» What is asked: Whenever a line contains the string "الوقت", copy it out of the entries.

» Saved entries:

____________________

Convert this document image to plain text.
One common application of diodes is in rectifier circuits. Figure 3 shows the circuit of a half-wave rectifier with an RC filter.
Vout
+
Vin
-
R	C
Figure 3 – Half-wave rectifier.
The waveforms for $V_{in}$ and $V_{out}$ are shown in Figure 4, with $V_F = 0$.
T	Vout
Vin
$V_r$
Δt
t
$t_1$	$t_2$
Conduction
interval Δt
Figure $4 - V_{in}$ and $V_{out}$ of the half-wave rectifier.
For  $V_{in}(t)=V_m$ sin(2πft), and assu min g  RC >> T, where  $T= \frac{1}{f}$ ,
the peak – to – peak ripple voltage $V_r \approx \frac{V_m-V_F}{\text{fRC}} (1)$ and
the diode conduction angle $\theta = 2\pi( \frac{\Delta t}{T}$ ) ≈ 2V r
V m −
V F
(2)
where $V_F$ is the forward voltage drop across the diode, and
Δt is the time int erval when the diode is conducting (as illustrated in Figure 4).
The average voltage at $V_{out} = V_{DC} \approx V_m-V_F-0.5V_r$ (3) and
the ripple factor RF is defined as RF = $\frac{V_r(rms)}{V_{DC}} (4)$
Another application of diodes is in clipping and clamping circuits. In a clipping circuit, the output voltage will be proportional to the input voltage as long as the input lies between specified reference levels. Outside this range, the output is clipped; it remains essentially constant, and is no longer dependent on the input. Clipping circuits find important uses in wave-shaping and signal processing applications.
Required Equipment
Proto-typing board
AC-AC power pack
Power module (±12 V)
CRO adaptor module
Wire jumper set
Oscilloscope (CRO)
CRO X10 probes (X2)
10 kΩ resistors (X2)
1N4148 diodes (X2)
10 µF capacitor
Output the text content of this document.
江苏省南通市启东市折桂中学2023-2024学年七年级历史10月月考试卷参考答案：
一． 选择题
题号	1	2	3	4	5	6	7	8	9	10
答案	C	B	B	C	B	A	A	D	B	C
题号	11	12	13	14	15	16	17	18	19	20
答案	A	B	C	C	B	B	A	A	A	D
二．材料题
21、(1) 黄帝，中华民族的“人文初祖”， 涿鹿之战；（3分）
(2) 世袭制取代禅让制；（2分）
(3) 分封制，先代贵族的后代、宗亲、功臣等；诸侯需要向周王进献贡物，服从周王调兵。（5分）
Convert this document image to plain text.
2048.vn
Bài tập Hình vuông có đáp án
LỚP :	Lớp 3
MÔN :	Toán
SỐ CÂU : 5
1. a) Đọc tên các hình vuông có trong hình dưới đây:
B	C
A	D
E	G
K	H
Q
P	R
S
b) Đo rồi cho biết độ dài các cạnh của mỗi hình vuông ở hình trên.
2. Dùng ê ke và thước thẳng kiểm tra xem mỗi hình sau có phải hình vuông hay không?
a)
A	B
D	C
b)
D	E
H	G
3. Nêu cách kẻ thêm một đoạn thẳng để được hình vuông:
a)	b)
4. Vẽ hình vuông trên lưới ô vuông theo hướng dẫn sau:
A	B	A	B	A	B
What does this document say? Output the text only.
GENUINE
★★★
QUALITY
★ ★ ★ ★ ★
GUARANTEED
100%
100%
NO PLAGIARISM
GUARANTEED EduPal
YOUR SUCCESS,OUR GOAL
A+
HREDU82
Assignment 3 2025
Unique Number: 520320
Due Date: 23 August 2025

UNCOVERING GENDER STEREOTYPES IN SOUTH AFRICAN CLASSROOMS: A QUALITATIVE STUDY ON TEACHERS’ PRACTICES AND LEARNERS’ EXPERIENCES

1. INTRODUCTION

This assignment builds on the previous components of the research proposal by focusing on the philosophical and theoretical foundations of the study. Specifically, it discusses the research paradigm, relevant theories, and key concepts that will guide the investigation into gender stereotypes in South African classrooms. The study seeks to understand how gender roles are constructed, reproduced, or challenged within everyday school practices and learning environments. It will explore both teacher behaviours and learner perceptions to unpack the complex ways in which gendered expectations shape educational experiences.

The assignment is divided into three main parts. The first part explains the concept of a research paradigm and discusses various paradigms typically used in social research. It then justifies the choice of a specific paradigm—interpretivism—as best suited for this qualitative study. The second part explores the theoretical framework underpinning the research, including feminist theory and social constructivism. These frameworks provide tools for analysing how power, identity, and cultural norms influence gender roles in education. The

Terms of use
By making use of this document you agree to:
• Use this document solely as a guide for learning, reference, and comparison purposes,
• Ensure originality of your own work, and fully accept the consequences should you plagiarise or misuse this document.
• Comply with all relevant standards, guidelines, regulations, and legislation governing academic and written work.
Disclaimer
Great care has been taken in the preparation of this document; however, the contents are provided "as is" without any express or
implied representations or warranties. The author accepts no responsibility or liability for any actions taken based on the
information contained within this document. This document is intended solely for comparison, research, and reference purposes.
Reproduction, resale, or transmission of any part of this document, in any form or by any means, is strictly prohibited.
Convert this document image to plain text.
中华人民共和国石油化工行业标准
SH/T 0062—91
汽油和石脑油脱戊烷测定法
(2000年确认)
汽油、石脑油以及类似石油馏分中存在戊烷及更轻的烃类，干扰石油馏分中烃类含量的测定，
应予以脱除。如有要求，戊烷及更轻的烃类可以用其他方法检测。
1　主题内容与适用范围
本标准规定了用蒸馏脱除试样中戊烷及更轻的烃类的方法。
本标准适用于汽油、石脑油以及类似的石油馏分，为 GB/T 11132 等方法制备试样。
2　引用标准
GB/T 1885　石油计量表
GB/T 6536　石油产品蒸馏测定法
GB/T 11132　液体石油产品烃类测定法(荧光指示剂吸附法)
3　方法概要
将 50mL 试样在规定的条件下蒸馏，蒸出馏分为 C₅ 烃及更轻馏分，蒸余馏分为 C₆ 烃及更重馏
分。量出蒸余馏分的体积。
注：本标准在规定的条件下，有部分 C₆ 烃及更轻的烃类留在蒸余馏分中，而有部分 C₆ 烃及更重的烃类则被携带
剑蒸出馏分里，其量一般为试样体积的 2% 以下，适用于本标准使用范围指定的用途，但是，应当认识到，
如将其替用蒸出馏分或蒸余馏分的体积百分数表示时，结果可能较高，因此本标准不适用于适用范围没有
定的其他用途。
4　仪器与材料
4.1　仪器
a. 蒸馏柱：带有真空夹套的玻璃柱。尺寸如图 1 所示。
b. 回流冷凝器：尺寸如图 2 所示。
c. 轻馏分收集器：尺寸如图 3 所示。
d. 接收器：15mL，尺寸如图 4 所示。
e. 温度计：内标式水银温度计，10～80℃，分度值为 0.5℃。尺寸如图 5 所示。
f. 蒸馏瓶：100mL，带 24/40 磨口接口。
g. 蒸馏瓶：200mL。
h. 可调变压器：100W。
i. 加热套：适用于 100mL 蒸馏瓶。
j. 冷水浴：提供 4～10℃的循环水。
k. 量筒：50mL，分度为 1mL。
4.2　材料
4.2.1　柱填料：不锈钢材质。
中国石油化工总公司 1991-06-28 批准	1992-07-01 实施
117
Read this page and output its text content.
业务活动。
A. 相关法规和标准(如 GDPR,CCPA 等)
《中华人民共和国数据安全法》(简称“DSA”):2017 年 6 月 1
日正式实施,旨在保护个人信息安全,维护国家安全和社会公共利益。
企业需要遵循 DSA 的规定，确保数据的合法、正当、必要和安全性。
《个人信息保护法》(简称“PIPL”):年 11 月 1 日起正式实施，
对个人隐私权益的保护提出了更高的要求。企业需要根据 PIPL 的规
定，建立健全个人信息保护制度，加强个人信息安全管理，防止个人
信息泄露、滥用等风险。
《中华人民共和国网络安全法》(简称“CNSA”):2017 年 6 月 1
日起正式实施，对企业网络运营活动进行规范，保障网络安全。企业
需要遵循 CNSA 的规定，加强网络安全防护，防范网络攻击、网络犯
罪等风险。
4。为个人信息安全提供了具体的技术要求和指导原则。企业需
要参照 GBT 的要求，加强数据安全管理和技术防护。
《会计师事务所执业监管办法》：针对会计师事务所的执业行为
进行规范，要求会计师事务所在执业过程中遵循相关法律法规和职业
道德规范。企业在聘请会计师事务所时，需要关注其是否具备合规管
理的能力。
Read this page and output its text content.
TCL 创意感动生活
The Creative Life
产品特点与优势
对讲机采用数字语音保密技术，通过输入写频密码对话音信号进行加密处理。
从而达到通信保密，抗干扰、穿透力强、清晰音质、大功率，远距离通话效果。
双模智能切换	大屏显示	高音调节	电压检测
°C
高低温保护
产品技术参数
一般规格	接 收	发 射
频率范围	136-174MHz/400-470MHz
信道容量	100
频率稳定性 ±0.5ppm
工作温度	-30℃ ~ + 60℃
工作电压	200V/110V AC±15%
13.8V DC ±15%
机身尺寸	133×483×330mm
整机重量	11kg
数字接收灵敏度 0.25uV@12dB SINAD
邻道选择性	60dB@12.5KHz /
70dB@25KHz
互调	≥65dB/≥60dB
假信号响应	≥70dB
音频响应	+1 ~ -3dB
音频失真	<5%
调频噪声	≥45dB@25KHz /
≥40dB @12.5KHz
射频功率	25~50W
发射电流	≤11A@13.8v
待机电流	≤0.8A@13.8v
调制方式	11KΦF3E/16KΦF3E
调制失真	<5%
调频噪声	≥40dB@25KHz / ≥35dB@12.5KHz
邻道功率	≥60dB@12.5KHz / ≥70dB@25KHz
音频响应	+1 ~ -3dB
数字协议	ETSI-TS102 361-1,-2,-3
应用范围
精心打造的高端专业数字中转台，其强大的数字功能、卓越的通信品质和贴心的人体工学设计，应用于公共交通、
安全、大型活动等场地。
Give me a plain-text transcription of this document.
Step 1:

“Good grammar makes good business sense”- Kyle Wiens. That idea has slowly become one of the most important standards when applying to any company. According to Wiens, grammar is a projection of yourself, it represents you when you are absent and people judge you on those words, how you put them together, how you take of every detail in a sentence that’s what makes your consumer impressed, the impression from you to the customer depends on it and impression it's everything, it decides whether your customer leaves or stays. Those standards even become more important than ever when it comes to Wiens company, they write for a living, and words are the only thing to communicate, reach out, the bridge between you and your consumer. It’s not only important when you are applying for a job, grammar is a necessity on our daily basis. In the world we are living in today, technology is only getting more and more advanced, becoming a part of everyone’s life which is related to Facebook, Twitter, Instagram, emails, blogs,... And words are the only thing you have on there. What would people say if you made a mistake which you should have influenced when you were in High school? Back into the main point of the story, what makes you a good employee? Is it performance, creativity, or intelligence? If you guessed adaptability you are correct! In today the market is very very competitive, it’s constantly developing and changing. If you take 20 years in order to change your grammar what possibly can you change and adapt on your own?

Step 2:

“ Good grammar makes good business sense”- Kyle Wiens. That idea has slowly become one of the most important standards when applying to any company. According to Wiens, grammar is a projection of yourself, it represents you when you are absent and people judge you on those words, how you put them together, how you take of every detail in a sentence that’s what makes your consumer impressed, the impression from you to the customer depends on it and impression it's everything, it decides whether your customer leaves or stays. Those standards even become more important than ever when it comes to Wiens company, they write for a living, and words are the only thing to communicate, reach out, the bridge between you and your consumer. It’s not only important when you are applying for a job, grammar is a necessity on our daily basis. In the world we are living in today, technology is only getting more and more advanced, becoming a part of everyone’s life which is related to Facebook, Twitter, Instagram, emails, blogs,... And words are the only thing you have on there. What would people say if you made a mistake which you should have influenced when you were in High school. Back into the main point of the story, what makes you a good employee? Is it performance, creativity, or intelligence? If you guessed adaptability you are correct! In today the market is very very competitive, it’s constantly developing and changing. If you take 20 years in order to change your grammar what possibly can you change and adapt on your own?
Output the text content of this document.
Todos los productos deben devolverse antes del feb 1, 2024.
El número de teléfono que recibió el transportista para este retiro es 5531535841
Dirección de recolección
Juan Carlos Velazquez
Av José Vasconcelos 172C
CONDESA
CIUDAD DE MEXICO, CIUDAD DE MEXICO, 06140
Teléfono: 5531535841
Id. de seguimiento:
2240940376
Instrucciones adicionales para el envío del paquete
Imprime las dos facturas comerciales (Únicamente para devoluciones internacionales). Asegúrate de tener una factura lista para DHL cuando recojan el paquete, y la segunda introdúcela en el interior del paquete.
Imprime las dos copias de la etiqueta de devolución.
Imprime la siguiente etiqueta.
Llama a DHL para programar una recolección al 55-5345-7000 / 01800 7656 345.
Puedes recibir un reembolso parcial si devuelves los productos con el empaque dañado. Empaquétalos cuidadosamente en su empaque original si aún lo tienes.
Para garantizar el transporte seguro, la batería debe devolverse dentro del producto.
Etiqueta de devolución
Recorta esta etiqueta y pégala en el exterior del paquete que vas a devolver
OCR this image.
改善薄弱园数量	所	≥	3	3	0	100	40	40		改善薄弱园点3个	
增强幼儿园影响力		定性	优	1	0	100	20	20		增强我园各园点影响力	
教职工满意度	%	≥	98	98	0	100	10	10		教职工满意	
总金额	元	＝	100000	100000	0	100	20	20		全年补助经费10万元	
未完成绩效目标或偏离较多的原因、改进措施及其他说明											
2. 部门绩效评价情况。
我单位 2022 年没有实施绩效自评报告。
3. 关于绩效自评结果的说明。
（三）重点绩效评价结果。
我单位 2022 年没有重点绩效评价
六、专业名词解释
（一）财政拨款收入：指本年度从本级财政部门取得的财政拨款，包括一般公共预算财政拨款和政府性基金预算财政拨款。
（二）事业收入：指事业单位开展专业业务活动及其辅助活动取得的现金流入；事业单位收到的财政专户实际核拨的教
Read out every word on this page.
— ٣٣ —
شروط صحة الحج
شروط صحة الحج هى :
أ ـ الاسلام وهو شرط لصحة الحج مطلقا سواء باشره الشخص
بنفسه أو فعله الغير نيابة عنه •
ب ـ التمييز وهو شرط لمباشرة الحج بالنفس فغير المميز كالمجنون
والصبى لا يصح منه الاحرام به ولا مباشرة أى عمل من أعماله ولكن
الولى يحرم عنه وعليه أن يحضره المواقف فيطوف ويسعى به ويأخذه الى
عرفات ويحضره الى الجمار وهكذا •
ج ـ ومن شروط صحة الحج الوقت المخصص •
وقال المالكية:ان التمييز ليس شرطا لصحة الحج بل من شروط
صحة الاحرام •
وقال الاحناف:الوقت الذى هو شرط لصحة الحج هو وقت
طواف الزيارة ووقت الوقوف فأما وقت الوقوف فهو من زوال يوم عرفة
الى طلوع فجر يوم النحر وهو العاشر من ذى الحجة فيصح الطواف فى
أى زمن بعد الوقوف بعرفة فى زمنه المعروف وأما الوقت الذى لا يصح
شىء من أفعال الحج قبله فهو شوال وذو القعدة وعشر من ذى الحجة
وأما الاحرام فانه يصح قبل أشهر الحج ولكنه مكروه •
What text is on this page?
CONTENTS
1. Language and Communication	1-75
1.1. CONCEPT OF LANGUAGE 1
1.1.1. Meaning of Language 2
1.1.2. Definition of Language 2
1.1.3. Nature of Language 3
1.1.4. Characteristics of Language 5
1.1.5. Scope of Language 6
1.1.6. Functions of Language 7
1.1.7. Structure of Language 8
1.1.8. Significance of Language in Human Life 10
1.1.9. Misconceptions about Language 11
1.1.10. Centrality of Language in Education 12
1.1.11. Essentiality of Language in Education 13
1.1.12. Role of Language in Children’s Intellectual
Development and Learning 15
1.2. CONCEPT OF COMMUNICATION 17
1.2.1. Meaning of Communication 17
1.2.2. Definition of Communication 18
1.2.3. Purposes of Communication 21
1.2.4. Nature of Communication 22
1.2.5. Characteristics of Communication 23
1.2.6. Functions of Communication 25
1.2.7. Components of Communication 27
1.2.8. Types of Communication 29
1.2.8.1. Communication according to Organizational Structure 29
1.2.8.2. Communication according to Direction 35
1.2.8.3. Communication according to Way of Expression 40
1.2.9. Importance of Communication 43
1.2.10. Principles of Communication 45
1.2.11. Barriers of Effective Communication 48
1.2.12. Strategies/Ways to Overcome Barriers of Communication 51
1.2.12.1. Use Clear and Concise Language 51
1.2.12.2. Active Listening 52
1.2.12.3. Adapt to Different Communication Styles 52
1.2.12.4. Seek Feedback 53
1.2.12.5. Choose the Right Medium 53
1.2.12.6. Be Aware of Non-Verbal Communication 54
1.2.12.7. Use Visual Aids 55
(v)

____________________

» Full response:
ج ـ ومن شروط صحة الحج الوقت المخصص •
وقال الاحناف:الوقت الذى هو شرط لصحة الحج هو وقت
أى زمن بعد الوقوف بعرفة فى زمنه المعروف وأما الوقت الذى لا يصح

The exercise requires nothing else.